#### Jouw opdracht
Neem uit de lijst hieronder de regels over die beginnen bij de regel met "- pmt-pixel: [207, 246, 225, 264]" en eindigen bij de regel met "- pmt-pixel: [355, 472, 373, 490]", inclusief die twee regels, zonder iets te wijzigen.
=-=-=-=-=
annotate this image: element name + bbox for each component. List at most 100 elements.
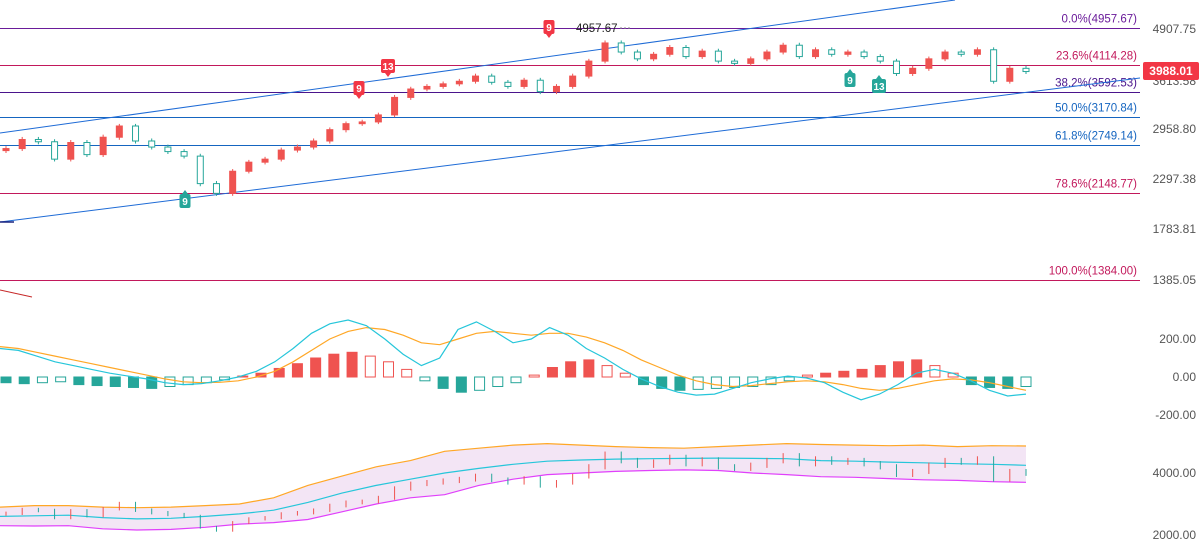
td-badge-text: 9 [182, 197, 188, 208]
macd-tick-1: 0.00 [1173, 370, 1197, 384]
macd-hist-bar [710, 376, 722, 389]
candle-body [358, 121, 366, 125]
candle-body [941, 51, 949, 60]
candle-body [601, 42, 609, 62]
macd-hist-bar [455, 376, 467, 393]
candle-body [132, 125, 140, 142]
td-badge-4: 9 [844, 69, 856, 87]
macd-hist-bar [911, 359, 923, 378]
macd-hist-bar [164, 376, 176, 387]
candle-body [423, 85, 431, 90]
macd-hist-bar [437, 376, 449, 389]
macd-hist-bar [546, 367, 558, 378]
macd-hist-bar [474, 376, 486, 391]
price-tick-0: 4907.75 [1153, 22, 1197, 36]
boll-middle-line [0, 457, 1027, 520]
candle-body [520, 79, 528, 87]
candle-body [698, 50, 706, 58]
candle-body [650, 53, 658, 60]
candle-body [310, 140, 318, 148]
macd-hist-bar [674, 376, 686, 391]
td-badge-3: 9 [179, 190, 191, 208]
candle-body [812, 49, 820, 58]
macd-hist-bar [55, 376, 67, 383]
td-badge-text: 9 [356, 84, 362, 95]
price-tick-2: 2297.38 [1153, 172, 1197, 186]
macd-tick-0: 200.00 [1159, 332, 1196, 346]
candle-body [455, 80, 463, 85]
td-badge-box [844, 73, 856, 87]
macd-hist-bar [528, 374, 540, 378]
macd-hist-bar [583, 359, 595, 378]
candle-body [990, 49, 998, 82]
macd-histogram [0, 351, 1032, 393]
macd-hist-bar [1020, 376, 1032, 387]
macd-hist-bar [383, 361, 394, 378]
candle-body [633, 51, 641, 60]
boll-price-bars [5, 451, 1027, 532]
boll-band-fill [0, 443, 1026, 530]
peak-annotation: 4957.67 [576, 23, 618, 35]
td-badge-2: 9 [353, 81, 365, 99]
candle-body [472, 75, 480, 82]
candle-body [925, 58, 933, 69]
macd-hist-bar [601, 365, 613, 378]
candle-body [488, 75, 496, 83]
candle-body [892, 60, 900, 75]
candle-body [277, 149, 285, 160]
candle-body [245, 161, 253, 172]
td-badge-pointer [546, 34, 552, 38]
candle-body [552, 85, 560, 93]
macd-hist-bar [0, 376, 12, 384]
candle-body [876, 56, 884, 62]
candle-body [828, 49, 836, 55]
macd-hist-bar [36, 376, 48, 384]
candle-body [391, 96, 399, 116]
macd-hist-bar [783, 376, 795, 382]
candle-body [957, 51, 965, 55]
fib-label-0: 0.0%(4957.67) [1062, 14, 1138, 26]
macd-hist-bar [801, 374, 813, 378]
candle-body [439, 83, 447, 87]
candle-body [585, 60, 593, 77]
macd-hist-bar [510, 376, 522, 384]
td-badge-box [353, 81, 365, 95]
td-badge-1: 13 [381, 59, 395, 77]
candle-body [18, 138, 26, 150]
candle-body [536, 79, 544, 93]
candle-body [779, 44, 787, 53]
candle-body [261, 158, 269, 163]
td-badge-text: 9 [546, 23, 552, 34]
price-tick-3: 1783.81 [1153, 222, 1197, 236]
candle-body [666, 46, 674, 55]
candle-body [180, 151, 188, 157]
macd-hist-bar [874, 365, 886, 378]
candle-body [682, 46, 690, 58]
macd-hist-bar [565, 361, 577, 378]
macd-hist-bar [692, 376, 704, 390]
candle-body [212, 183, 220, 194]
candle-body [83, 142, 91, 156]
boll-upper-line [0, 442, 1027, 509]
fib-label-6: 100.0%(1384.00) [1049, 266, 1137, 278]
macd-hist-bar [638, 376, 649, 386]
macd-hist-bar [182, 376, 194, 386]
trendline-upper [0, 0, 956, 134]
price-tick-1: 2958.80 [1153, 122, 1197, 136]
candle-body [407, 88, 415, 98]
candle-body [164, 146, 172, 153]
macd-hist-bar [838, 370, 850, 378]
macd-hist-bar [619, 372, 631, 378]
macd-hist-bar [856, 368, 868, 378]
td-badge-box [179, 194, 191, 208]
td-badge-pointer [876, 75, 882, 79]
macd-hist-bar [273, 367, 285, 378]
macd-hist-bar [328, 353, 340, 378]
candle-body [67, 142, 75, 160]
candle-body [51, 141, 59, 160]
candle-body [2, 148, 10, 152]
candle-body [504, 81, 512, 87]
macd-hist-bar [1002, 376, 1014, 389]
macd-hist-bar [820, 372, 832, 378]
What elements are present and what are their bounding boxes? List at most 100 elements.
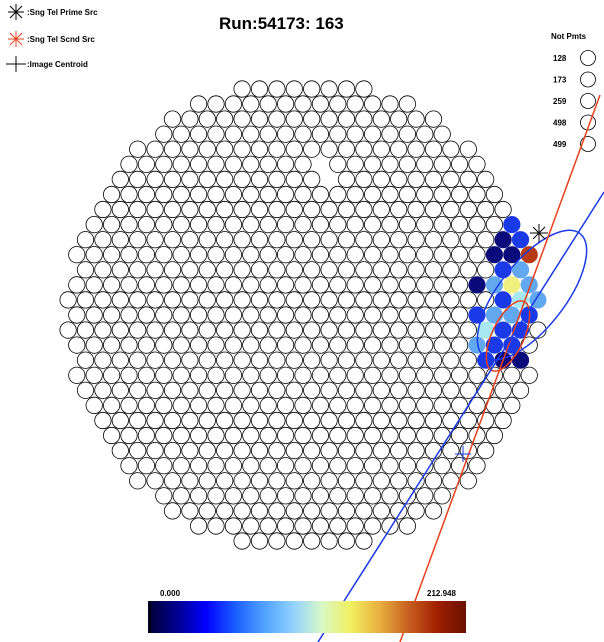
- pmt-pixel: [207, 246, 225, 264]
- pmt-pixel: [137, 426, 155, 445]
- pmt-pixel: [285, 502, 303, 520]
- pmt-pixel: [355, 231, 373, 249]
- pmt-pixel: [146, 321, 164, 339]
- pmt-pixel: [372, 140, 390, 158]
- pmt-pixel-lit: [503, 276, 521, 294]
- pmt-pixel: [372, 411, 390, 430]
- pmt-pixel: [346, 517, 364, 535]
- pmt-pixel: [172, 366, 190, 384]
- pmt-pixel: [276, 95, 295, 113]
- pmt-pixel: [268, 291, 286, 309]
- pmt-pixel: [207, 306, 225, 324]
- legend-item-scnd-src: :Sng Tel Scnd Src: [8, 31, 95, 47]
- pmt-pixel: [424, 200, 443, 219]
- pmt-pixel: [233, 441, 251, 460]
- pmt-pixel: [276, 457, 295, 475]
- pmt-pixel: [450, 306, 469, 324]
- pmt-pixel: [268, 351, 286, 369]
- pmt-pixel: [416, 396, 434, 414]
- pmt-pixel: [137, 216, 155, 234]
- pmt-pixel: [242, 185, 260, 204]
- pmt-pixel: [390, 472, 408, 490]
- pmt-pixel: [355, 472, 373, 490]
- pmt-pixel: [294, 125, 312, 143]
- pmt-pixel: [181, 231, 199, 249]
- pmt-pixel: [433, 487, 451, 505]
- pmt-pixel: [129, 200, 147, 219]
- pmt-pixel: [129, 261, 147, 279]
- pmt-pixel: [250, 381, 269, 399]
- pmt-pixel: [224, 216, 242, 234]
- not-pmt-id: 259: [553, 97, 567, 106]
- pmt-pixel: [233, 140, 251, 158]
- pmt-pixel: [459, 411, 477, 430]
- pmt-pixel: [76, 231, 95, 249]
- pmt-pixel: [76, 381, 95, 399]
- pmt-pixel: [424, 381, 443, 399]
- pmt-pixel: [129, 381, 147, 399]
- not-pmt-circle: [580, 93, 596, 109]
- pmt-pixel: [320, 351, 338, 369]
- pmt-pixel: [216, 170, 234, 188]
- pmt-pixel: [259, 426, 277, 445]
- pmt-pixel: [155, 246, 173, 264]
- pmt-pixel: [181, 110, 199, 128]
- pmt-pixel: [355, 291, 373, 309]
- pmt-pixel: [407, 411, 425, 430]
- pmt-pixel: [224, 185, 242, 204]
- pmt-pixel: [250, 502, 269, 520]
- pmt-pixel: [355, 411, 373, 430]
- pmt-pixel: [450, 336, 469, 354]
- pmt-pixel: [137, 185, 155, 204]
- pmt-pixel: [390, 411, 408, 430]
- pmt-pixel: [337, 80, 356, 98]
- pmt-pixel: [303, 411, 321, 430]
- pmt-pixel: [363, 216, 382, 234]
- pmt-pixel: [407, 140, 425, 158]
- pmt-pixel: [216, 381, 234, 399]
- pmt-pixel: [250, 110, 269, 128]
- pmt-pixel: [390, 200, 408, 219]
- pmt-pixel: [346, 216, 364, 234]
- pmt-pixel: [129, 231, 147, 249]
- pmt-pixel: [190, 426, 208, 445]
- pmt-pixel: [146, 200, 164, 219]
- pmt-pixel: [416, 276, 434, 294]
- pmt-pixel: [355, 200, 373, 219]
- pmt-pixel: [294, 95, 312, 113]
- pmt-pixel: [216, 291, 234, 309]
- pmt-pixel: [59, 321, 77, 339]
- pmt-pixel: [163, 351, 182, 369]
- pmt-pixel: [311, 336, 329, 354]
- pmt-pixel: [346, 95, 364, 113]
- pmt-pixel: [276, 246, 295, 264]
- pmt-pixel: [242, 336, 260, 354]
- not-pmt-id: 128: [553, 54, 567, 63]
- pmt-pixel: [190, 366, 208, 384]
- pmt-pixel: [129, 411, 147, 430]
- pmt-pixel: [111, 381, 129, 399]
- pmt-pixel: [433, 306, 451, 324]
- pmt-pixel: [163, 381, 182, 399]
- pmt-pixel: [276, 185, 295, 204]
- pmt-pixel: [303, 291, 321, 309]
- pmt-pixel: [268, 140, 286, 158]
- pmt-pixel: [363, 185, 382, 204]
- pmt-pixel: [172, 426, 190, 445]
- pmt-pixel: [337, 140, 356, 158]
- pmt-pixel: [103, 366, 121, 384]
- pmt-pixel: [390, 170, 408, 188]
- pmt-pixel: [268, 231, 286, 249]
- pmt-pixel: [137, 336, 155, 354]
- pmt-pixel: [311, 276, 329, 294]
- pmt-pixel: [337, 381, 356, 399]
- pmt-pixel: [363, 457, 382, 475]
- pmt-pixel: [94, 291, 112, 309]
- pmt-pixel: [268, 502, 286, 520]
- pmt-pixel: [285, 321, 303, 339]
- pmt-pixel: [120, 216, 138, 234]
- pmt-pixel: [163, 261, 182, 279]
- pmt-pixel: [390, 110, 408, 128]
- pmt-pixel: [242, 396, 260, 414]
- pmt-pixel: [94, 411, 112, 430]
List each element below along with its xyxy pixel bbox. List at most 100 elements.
=-=-=-=-=
#### Het resultaat
- pmt-pixel: [207, 246, 225, 264]
- pmt-pixel: [137, 426, 155, 445]
- pmt-pixel: [285, 502, 303, 520]
- pmt-pixel: [355, 231, 373, 249]
- pmt-pixel: [146, 321, 164, 339]
- pmt-pixel: [372, 140, 390, 158]
- pmt-pixel-lit: [503, 276, 521, 294]
- pmt-pixel: [372, 411, 390, 430]
- pmt-pixel: [346, 517, 364, 535]
- pmt-pixel: [172, 366, 190, 384]
- pmt-pixel: [276, 95, 295, 113]
- pmt-pixel: [268, 291, 286, 309]
- pmt-pixel: [207, 306, 225, 324]
- legend-item-scnd-src: :Sng Tel Scnd Src: [8, 31, 95, 47]
- pmt-pixel: [424, 200, 443, 219]
- pmt-pixel: [233, 441, 251, 460]
- pmt-pixel: [276, 457, 295, 475]
- pmt-pixel: [450, 306, 469, 324]
- pmt-pixel: [268, 351, 286, 369]
- pmt-pixel: [416, 396, 434, 414]
- pmt-pixel: [137, 216, 155, 234]
- pmt-pixel: [242, 185, 260, 204]
- pmt-pixel: [390, 472, 408, 490]
- pmt-pixel: [355, 472, 373, 490]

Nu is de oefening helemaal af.